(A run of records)
▼▼▼

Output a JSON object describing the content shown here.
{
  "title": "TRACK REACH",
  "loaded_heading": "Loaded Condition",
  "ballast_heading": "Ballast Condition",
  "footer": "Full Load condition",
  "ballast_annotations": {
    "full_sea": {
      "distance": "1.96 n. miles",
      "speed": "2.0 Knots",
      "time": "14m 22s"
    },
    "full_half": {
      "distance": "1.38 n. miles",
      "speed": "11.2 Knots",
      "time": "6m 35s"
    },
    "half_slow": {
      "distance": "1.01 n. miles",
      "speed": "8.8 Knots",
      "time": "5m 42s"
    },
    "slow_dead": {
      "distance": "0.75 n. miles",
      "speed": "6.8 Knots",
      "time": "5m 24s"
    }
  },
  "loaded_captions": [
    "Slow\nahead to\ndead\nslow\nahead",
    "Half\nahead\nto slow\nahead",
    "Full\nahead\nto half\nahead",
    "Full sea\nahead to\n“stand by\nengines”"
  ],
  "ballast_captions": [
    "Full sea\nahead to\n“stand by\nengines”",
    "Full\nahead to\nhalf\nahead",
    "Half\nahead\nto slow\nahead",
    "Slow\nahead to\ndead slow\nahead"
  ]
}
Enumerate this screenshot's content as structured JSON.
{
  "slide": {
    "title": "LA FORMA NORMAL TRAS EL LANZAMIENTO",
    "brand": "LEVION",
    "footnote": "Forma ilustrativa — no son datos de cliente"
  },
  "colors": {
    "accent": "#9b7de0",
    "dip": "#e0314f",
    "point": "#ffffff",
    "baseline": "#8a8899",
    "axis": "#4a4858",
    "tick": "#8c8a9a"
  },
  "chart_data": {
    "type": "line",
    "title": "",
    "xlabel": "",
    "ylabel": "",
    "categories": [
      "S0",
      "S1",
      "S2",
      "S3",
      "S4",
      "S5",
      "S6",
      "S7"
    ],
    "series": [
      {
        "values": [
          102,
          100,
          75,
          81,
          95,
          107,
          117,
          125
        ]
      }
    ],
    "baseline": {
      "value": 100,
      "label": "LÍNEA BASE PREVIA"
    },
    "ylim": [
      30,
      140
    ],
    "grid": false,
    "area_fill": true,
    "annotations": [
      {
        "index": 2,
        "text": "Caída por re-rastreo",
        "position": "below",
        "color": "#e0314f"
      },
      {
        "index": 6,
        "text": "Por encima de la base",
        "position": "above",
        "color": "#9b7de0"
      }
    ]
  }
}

▲▲▲

Objective:
Return all the lines that contain the string "content".

Exercise result:
Output a JSON object describing the content shown here.
Enumerate this screenshot's content as structured JSON.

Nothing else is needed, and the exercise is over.